Listing →
::::

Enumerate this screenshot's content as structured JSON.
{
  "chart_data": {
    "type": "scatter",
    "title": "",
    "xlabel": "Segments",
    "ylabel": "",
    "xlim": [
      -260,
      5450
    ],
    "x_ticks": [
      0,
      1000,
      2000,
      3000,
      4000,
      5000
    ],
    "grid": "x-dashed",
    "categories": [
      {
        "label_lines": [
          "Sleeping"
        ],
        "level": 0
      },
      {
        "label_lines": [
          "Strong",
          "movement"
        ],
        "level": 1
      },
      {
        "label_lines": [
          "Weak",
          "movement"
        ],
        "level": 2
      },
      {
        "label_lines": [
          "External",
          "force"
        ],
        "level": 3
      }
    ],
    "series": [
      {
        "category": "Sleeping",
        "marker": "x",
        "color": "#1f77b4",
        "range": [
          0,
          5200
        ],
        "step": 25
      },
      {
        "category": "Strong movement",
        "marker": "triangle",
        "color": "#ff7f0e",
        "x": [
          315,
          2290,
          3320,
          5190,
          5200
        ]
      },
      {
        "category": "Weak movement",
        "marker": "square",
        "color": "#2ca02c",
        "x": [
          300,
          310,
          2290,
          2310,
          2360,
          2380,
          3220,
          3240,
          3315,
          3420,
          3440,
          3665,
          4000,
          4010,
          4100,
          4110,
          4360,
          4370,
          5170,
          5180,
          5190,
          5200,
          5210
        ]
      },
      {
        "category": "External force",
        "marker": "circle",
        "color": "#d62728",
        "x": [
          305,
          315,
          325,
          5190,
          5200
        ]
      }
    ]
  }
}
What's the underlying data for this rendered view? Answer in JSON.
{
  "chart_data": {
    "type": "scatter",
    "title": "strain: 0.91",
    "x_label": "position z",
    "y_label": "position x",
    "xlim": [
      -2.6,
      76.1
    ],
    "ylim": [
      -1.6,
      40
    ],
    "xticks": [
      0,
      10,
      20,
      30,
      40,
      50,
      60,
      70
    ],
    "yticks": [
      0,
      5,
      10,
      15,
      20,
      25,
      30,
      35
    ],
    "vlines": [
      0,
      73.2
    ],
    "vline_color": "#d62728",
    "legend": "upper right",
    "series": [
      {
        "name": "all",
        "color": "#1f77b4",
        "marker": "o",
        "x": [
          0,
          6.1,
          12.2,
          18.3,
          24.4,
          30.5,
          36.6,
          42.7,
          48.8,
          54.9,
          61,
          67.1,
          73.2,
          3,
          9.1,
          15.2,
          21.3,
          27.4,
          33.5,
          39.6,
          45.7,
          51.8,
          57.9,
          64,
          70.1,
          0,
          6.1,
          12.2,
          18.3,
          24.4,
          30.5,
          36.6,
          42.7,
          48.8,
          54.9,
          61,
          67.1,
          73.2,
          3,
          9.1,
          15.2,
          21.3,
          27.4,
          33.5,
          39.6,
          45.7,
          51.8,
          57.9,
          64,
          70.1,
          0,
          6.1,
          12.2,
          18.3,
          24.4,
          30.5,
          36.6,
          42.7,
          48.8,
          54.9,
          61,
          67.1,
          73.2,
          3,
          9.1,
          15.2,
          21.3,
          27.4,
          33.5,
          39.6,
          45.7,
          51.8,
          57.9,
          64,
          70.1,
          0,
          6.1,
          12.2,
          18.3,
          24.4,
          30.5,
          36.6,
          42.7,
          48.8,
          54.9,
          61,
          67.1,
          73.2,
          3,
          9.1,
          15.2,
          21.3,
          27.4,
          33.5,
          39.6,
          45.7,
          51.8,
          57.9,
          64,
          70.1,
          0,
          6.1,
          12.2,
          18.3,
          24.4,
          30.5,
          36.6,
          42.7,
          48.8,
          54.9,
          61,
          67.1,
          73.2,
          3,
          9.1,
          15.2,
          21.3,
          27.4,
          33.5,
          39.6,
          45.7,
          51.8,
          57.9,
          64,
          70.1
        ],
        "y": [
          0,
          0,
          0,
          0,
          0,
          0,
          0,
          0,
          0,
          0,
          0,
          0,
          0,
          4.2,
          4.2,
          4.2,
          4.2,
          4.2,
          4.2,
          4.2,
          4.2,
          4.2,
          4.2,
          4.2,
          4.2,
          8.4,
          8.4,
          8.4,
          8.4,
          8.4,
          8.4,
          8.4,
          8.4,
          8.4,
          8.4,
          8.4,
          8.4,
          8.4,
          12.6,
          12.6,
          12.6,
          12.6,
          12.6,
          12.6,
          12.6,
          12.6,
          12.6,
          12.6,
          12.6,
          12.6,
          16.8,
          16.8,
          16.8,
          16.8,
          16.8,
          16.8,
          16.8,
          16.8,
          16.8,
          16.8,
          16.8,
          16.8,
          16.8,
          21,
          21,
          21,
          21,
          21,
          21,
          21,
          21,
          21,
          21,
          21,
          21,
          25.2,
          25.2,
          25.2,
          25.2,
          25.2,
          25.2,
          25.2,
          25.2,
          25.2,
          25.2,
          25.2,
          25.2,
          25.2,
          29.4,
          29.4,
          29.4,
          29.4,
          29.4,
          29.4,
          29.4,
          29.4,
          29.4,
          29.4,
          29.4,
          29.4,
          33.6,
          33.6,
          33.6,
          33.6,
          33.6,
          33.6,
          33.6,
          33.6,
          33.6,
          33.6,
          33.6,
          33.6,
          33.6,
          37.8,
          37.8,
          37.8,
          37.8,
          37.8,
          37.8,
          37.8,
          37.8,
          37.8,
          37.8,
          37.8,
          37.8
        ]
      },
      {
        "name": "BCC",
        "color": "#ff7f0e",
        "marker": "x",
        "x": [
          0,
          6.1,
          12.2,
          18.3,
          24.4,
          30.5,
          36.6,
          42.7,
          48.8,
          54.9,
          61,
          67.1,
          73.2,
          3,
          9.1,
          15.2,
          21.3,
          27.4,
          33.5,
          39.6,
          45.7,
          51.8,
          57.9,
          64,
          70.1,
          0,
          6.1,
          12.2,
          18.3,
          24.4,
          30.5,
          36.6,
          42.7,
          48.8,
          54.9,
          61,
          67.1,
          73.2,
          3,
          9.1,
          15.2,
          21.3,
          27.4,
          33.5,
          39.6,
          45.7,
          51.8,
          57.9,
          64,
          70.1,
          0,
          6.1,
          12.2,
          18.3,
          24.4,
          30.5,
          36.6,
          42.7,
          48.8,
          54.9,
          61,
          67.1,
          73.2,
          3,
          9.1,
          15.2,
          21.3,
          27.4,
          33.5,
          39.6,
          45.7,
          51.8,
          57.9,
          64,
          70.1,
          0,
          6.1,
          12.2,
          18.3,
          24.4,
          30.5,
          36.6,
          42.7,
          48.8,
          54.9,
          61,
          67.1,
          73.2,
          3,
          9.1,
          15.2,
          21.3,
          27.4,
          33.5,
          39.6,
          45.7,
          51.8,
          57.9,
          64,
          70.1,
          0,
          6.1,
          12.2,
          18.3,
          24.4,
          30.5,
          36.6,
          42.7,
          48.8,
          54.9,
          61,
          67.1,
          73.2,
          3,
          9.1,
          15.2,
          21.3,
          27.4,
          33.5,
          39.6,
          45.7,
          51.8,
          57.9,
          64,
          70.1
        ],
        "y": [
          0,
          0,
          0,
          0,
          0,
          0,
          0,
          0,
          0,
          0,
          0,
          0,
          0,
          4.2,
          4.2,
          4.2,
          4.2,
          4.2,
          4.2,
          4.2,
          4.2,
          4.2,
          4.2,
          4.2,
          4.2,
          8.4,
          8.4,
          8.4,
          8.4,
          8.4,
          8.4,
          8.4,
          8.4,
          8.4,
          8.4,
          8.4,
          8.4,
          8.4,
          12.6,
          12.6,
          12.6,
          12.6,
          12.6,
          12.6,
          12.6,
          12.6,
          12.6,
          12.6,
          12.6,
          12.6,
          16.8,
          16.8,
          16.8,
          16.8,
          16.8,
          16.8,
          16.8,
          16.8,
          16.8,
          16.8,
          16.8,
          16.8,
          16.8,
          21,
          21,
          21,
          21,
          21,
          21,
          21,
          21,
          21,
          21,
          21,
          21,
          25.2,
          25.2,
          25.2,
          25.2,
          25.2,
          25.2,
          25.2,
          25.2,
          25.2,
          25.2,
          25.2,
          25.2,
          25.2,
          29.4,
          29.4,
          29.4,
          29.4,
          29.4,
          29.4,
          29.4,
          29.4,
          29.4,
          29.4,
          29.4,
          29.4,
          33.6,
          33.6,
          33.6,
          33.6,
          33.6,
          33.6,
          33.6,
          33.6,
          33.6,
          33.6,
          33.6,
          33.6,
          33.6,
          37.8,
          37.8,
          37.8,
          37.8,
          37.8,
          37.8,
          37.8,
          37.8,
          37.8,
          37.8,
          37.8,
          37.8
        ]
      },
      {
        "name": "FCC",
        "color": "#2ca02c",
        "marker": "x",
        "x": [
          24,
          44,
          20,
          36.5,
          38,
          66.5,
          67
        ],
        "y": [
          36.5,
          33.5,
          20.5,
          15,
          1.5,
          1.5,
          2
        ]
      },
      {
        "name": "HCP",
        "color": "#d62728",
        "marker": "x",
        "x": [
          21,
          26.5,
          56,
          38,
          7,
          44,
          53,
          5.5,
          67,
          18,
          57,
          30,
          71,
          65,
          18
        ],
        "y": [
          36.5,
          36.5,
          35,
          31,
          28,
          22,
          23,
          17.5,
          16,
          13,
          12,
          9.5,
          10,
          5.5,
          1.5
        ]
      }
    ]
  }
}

::::

Exercise task → Each line that holds the word "JSON" should be extracted from the records.

Solution for this exercise →
Enumerate this screenshot's content as structured JSON.
What's the underlying data for this rendered view? Answer in JSON.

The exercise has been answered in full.